§ RECORD EXTRACTS
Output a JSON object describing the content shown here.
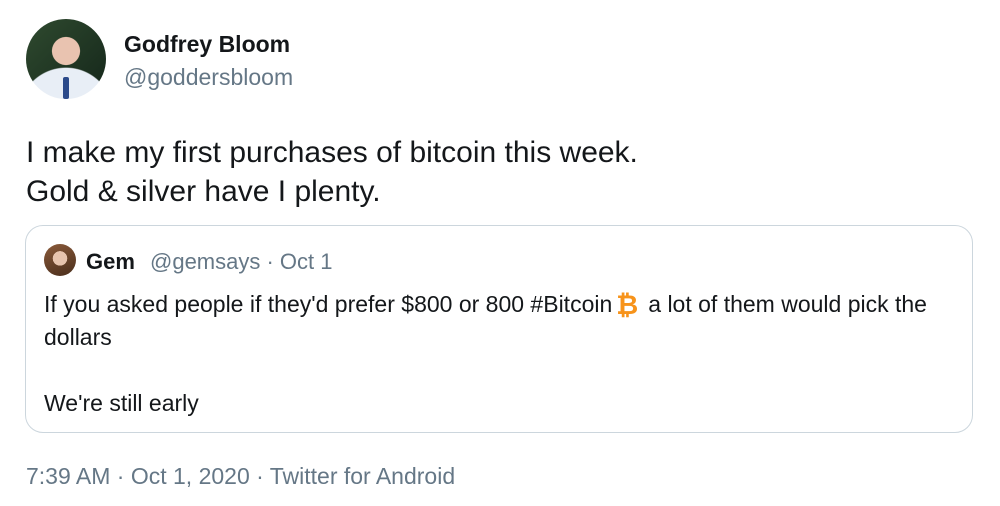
{
  "tweet": {
    "author_name": "Godfrey Bloom",
    "author_handle": "@goddersbloom",
    "text": "I make my first purchases of bitcoin this week.\nGold & silver have I plenty.",
    "timestamp": "7:39 AM · Oct 1, 2020 · Twitter for Android"
  },
  "quoted": {
    "name": "Gem",
    "meta": "@gemsays · Oct 1",
    "text_before_emoji": "If you asked people if they'd prefer $800 or 800 #Bitcoin",
    "emoji_glyph": "₿",
    "text_after_emoji": "a lot of them would pick the dollars",
    "text_last": "We're still early"
  },
  "icons": {
    "emoji": "bitcoin-icon"
  }
}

§ STATED EXERCISE
Retype the data above exactly; pictures are not part of the copy.

§ SOLUTION BELOW
Output a JSON object describing the content shown here.
{
  "tweet": {
    "author_name": "Godfrey Bloom",
    "author_handle": "@goddersbloom",
    "text": "I make my first purchases of bitcoin this week.\nGold & silver have I plenty.",
    "timestamp": "7:39 AM · Oct 1, 2020 · Twitter for Android"
  },
  "quoted": {
    "name": "Gem",
    "meta": "@gemsays · Oct 1",
    "text_before_emoji": "If you asked people if they'd prefer $800 or 800 #Bitcoin",
    "emoji_glyph": "₿",
    "text_after_emoji": "a lot of them would pick the dollars",
    "text_last": "We're still early"
  },
  "icons": {
    "emoji": "bitcoin-icon"
  }
}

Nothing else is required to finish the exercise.